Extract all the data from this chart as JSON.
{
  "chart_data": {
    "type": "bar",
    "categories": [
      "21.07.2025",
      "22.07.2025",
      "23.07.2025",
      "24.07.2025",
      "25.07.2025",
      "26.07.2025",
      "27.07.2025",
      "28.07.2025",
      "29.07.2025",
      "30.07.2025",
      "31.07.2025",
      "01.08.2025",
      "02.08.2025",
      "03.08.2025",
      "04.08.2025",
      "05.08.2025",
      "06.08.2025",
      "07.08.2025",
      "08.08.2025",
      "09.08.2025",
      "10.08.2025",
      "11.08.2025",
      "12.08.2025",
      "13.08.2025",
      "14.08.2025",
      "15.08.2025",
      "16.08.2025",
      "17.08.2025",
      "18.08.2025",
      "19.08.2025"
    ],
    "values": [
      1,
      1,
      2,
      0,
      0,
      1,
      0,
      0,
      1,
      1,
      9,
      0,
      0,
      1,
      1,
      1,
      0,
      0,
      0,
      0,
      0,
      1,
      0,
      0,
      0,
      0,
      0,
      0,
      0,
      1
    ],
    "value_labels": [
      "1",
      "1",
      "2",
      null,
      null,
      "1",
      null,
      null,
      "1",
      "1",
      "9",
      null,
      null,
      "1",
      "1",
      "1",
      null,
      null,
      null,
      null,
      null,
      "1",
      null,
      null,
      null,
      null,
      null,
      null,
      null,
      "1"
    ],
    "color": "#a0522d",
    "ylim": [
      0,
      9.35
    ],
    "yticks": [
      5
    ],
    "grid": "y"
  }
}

• • • • • • •

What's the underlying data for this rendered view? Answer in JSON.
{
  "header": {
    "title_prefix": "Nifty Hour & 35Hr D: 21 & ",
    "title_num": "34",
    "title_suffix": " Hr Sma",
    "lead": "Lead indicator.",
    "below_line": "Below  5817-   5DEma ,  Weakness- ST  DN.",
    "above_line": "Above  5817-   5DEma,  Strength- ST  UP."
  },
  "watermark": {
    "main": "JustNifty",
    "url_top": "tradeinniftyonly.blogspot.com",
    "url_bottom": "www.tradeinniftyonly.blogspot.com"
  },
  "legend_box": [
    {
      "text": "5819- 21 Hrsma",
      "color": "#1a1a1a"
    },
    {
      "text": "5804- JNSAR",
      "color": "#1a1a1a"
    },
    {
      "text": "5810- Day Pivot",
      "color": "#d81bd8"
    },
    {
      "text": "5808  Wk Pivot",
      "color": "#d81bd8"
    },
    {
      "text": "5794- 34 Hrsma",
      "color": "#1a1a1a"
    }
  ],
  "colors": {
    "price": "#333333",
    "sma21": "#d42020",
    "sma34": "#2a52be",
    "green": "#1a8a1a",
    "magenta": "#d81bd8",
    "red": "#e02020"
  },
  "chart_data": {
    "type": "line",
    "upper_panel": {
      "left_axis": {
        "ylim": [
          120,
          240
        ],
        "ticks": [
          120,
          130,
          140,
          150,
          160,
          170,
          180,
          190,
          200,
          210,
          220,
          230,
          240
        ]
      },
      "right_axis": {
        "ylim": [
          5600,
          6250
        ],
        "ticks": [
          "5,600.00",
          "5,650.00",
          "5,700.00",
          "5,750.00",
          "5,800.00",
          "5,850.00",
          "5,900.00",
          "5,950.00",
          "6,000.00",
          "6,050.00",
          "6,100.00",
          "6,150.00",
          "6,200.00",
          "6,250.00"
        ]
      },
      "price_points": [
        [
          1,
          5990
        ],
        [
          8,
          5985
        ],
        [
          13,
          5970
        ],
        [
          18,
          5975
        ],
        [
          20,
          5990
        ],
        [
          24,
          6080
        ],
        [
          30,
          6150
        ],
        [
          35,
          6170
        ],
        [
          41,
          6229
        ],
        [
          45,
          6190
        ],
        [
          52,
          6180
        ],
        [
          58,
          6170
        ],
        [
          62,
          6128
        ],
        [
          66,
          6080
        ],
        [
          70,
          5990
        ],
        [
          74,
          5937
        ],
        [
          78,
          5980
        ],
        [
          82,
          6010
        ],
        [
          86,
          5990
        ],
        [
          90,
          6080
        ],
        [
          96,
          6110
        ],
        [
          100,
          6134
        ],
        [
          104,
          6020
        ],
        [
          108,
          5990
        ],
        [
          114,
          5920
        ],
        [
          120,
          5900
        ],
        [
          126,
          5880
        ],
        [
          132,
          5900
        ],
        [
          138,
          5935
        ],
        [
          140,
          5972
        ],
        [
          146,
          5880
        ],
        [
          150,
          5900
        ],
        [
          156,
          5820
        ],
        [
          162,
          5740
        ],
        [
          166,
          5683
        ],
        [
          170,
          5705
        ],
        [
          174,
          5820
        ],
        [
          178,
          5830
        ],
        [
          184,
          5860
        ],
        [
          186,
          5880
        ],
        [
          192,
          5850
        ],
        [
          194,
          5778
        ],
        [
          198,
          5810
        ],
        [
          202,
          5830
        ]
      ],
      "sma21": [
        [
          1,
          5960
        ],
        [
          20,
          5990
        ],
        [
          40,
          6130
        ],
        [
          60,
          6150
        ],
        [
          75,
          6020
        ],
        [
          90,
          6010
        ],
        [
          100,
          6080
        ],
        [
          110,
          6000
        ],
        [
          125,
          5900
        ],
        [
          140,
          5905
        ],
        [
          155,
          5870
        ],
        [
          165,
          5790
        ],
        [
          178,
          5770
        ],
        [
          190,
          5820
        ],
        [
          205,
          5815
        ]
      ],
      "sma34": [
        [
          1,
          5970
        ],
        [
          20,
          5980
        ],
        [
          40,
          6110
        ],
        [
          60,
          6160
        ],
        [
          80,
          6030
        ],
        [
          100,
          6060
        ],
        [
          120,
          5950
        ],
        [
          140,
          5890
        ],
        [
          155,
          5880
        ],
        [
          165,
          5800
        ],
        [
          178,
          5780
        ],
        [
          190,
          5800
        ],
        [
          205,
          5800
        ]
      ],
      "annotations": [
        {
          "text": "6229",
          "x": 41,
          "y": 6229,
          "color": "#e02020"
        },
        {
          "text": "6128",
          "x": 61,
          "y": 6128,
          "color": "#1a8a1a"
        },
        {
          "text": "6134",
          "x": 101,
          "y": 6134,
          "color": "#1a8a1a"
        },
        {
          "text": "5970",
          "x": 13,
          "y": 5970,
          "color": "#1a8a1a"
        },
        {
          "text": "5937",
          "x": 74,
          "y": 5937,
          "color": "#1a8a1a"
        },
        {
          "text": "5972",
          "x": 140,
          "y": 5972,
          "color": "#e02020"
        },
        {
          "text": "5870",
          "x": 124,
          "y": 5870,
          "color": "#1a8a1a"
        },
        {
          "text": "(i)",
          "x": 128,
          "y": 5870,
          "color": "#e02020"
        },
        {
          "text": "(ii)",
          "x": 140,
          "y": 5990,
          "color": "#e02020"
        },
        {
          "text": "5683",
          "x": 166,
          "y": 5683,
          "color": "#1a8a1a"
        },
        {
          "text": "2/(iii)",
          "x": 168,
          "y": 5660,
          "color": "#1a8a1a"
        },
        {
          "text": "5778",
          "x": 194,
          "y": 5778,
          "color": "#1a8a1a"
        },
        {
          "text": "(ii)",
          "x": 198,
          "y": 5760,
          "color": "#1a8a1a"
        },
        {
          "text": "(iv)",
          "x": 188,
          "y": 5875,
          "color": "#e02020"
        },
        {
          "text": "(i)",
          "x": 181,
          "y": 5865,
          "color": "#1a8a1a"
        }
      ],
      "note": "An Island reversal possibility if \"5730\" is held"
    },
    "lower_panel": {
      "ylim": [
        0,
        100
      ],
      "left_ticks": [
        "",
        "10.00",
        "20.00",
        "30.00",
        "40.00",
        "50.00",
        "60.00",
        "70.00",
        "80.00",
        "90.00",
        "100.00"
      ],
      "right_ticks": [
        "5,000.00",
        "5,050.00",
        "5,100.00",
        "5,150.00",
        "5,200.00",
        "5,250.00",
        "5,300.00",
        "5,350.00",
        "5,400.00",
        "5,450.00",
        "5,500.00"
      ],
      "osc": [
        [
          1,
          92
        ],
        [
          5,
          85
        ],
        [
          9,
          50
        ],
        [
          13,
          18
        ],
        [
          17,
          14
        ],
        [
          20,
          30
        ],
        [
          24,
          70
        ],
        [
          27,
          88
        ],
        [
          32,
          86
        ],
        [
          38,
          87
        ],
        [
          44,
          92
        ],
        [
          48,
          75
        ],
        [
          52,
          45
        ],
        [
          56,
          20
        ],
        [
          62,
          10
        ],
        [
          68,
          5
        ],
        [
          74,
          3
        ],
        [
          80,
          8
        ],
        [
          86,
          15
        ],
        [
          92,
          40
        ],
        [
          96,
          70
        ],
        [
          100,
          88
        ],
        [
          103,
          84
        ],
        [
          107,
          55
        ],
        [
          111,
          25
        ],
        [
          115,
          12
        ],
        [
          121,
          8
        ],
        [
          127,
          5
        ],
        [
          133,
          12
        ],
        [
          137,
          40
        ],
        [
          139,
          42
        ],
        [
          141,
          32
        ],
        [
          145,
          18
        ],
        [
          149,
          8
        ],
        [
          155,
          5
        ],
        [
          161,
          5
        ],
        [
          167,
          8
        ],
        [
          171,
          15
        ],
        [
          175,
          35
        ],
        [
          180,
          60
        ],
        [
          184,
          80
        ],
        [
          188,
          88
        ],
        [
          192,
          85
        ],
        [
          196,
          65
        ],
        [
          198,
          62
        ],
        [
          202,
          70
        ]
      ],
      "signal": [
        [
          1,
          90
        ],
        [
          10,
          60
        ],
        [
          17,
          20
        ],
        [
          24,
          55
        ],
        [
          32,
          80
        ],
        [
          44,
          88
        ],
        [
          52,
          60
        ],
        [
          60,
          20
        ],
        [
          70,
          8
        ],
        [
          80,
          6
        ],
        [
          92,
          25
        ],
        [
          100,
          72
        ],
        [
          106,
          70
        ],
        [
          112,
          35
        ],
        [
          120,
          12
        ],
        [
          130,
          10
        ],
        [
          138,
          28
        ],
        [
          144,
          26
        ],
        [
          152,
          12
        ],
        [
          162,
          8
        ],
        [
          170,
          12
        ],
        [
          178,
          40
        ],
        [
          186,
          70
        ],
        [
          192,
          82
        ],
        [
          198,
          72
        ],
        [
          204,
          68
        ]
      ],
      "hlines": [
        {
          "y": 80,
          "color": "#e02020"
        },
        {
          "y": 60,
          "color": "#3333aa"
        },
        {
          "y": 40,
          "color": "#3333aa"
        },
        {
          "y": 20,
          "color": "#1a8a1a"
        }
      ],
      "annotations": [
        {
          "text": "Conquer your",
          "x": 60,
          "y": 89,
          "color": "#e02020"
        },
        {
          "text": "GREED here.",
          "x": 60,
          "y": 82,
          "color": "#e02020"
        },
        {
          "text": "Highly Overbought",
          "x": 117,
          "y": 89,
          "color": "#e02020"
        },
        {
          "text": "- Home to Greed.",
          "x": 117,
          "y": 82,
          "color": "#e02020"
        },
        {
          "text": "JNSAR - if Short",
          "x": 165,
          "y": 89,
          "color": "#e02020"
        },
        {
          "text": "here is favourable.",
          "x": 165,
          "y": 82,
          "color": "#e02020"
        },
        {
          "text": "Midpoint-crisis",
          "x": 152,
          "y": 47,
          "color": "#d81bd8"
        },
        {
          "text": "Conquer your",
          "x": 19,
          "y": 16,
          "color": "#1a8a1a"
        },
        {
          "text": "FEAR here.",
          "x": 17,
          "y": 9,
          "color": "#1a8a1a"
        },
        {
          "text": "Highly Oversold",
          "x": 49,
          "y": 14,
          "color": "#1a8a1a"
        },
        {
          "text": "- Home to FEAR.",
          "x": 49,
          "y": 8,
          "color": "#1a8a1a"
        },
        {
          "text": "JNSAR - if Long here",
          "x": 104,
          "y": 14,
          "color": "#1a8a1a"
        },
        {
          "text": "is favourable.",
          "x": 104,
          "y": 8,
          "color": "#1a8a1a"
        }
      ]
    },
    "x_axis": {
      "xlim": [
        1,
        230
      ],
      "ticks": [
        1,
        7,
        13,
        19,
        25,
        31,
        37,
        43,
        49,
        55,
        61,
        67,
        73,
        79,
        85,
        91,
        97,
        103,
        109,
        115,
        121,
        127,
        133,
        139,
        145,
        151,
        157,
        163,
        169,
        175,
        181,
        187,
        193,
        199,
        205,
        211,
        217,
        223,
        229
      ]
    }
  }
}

• • • • • • •

◆ **What is expected**
Scan the lines above for "favourable", then copy every one that has it.

◆ **Reply**
          "text": "here is favourable.",
          "text": "is favourable.",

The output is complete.